*Written request:* Find how many lines of the listing below include the word "本题满分", then report the number by itself.
◇ ◇ ◇
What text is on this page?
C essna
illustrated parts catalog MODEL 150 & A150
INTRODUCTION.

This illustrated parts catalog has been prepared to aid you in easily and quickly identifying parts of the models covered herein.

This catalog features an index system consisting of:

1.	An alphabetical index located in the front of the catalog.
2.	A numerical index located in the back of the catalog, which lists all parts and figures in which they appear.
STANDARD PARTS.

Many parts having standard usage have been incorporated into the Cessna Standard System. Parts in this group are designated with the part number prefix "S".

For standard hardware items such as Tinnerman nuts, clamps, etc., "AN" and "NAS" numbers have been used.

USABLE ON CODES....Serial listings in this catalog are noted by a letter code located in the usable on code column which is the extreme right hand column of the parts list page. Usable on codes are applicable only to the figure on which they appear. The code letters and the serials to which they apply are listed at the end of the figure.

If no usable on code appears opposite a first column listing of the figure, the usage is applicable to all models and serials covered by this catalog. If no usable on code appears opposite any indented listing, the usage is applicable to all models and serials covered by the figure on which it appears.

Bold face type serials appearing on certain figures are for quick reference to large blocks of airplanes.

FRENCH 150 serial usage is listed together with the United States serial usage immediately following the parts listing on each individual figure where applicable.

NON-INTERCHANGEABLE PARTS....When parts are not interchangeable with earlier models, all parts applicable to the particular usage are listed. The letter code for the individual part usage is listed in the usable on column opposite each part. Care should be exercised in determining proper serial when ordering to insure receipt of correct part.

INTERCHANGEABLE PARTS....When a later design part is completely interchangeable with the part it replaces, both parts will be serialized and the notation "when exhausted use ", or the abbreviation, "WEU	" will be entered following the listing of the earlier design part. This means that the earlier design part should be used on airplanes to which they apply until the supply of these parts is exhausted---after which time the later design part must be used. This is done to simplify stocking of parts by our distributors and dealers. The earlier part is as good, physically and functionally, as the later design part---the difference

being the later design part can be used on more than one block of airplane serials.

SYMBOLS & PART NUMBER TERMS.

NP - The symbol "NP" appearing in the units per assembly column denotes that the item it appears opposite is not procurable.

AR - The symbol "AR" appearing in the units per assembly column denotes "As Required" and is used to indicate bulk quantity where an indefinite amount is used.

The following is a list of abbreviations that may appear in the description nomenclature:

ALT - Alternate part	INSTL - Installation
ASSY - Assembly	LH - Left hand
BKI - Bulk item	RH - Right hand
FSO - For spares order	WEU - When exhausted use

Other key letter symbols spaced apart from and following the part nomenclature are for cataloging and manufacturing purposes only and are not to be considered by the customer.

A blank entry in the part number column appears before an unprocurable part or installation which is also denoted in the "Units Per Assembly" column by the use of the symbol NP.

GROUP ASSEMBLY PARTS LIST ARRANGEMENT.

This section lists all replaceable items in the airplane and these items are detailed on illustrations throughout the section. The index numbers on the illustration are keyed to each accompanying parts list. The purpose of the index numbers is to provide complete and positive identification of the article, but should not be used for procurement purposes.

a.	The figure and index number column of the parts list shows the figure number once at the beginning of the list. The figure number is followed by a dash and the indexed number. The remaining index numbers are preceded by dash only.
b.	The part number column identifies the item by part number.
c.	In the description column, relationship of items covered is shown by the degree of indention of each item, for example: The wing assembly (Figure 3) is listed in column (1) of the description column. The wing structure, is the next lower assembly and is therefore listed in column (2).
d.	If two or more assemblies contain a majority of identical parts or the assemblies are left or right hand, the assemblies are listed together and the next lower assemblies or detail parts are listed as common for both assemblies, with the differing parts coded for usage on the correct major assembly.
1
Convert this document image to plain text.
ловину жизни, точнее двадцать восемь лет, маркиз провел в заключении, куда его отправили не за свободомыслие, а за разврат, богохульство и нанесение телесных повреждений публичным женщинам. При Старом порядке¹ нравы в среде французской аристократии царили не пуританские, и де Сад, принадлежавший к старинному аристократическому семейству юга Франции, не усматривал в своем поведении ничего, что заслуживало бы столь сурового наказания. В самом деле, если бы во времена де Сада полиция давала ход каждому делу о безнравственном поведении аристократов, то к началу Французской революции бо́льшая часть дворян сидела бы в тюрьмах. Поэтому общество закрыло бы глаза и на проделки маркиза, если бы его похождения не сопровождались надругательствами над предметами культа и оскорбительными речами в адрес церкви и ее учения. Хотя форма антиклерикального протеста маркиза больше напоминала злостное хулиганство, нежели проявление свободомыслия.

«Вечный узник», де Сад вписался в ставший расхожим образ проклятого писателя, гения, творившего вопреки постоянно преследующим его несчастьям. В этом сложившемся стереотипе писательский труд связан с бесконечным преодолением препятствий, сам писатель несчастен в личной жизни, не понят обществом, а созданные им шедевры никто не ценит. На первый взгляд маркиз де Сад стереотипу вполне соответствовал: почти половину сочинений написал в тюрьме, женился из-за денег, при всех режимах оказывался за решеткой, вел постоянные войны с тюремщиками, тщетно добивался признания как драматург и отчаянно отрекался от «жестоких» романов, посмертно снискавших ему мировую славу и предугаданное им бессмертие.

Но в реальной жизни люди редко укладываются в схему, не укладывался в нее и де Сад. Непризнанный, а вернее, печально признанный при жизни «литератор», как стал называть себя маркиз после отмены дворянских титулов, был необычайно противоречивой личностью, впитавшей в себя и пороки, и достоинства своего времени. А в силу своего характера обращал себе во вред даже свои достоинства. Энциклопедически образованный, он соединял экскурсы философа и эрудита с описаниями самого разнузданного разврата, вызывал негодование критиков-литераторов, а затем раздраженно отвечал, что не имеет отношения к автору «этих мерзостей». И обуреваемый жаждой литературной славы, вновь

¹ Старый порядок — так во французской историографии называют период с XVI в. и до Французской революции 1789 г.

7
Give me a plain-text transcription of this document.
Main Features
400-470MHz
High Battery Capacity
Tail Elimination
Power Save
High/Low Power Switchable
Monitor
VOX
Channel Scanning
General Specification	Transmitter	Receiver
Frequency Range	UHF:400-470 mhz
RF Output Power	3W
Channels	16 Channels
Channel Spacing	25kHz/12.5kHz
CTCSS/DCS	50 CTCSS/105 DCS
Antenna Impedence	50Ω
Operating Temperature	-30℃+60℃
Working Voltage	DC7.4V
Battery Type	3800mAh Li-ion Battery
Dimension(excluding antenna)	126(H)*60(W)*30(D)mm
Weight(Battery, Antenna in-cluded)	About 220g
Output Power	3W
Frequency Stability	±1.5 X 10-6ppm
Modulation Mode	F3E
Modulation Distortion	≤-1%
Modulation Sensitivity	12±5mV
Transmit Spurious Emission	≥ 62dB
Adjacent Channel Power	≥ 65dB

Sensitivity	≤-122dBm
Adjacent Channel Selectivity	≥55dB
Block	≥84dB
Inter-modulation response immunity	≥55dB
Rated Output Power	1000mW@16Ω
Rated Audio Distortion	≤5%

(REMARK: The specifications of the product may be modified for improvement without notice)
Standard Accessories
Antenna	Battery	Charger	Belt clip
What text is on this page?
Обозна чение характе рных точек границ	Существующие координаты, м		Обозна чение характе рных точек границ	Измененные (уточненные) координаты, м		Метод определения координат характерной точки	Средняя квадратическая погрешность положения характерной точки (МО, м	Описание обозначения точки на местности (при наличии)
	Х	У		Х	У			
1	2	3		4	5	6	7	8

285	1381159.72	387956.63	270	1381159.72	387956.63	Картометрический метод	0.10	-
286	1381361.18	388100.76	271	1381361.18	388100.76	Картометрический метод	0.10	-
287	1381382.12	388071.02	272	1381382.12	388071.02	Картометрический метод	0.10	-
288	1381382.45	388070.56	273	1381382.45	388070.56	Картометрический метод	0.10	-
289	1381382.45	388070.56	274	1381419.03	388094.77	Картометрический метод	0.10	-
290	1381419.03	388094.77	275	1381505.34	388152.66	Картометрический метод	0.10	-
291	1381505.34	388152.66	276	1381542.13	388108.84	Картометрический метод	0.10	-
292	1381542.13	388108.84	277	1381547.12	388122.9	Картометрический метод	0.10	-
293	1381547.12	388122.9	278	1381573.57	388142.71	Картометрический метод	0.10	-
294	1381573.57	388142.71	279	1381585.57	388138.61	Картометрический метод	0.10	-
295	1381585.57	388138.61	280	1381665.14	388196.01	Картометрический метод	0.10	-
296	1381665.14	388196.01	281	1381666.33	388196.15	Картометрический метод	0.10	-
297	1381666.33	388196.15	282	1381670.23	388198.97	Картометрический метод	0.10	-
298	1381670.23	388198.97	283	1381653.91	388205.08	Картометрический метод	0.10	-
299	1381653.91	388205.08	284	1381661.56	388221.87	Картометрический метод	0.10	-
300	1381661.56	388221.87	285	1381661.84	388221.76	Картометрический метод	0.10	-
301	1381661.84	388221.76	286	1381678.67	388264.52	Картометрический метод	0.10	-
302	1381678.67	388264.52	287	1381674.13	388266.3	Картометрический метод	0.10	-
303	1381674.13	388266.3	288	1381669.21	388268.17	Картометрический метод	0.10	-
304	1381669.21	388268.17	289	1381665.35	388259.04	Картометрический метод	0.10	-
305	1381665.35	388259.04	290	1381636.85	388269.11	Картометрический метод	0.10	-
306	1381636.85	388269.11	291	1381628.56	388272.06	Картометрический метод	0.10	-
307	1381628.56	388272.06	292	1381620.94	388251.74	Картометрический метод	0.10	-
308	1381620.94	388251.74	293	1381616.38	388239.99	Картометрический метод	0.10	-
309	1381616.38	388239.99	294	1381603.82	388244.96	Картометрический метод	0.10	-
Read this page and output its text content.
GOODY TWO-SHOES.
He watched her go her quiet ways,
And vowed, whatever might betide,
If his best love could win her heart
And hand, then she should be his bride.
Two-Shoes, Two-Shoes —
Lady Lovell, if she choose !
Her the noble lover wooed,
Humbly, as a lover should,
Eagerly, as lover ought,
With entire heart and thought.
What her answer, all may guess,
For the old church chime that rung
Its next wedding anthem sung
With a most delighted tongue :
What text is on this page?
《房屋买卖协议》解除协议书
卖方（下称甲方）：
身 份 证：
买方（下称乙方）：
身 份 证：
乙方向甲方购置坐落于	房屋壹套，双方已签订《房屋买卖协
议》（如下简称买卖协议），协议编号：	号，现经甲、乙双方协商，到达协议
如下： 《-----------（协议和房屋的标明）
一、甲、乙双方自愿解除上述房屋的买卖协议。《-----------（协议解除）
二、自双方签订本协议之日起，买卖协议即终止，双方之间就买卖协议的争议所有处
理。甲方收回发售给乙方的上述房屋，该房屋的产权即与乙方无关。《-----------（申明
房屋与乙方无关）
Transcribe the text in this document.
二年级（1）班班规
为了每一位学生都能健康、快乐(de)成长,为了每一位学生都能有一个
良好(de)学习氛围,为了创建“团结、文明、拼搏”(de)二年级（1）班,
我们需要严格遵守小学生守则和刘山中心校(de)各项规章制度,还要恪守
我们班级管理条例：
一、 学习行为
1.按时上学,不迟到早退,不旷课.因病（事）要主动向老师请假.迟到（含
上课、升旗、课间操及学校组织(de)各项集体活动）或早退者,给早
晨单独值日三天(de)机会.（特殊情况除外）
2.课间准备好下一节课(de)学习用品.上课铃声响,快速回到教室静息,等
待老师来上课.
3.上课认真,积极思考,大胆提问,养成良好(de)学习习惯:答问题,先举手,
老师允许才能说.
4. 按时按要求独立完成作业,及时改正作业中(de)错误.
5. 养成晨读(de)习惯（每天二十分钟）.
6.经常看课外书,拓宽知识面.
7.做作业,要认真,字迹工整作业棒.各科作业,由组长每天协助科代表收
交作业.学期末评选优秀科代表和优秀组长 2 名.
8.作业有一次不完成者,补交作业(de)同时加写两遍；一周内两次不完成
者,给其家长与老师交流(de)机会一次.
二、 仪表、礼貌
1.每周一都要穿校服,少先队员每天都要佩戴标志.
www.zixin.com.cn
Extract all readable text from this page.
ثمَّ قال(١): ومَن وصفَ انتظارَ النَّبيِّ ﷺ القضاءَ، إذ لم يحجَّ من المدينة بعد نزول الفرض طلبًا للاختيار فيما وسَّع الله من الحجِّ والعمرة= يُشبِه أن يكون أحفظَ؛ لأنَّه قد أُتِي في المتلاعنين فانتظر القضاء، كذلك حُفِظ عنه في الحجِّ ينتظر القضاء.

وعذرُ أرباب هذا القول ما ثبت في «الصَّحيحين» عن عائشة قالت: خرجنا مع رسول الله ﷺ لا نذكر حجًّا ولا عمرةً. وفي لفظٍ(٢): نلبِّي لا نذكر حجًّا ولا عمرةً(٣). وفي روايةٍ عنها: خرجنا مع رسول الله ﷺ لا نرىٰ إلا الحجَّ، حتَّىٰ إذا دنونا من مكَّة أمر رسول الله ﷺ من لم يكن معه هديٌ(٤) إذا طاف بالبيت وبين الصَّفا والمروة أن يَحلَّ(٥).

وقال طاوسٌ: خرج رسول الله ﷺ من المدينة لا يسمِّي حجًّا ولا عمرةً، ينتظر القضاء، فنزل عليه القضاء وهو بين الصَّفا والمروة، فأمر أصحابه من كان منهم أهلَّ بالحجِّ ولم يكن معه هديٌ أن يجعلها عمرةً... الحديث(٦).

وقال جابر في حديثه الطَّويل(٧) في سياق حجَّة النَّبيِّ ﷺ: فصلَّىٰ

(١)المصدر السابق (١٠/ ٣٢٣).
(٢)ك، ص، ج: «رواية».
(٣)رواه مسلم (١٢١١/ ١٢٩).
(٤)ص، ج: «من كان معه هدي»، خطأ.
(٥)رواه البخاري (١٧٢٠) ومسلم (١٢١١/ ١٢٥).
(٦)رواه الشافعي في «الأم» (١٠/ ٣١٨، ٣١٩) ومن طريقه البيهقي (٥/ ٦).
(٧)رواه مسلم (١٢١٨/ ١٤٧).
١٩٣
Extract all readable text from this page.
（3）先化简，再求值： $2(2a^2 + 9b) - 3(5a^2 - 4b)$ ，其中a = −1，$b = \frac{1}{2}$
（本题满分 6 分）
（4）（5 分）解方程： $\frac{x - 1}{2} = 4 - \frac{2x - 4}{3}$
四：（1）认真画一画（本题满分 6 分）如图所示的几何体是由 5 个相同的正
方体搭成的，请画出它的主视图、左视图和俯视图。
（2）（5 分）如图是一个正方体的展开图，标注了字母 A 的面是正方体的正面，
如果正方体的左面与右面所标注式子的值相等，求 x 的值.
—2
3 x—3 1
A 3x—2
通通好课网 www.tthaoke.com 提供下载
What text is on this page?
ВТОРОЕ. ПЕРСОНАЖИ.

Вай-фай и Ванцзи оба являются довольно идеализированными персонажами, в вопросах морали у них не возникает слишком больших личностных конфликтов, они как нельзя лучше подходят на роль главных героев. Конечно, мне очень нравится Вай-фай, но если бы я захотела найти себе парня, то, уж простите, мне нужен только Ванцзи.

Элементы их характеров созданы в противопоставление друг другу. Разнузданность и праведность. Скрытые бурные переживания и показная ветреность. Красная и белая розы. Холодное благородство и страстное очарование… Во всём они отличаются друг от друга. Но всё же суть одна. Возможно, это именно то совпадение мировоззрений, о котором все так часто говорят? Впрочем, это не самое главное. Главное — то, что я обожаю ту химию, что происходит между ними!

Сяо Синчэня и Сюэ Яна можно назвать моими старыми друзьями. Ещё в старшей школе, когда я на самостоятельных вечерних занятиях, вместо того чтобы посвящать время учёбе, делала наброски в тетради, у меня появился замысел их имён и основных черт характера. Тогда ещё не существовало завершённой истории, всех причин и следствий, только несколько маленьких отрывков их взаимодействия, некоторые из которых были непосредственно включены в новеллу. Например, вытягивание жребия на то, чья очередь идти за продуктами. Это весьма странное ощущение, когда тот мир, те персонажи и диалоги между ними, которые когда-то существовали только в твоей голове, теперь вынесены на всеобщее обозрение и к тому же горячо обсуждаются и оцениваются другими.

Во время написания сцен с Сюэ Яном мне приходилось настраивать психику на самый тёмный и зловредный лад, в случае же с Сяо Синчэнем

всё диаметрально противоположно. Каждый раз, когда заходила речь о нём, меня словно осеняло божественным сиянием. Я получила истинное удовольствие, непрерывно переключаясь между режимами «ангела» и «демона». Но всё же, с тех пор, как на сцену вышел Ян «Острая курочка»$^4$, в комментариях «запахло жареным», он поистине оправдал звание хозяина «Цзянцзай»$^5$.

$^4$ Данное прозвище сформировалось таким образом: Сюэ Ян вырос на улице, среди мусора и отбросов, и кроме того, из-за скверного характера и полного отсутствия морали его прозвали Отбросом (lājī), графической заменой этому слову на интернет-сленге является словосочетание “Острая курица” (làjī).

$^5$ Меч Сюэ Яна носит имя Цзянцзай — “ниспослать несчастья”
◇ ◇ ◇
*Result of this exercise:* 2